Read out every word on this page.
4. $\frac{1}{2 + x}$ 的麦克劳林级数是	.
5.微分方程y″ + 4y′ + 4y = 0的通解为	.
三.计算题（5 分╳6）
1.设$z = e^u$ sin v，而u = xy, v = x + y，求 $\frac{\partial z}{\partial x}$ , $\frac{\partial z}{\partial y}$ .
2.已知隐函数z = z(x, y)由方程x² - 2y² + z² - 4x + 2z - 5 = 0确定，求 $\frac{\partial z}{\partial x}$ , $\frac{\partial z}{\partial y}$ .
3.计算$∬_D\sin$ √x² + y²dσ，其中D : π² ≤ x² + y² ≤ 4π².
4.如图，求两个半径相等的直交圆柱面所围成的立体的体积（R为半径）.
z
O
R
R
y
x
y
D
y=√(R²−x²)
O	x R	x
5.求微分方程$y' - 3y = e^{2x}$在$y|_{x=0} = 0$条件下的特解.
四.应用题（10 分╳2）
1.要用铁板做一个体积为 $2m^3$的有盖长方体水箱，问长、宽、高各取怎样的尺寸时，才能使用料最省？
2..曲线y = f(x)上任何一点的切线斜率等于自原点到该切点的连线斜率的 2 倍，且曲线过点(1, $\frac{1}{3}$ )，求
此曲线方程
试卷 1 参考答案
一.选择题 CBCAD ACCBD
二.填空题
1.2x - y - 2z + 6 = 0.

__________

Stated goal
Write out every line exactly as it stands.

Answer to the problem
Read out every word on this page.
4. $\frac{1}{2 + x}$ 的麦克劳林级数是	.
5.微分方程y″ + 4y′ + 4y = 0的通解为	.
三.计算题（5 分╳6）
1.设$z = e^u$ sin v，而u = xy, v = x + y，求 $\frac{\partial z}{\partial x}$ , $\frac{\partial z}{\partial y}$ .
2.已知隐函数z = z(x, y)由方程x² - 2y² + z² - 4x + 2z - 5 = 0确定，求 $\frac{\partial z}{\partial x}$ , $\frac{\partial z}{\partial y}$ .
3.计算$∬_D\sin$ √x² + y²dσ，其中D : π² ≤ x² + y² ≤ 4π².
4.如图，求两个半径相等的直交圆柱面所围成的立体的体积（R为半径）.
z
O
R
R
y
x
y
D
y=√(R²−x²)
O	x R	x
5.求微分方程$y' - 3y = e^{2x}$在$y|_{x=0} = 0$条件下的特解.
四.应用题（10 分╳2）
1.要用铁板做一个体积为 $2m^3$的有盖长方体水箱，问长、宽、高各取怎样的尺寸时，才能使用料最省？
2..曲线y = f(x)上任何一点的切线斜率等于自原点到该切点的连线斜率的 2 倍，且曲线过点(1, $\frac{1}{3}$ )，求
此曲线方程
试卷 1 参考答案
一.选择题 CBCAD ACCBD
二.填空题
1.2x - y - 2z + 6 = 0.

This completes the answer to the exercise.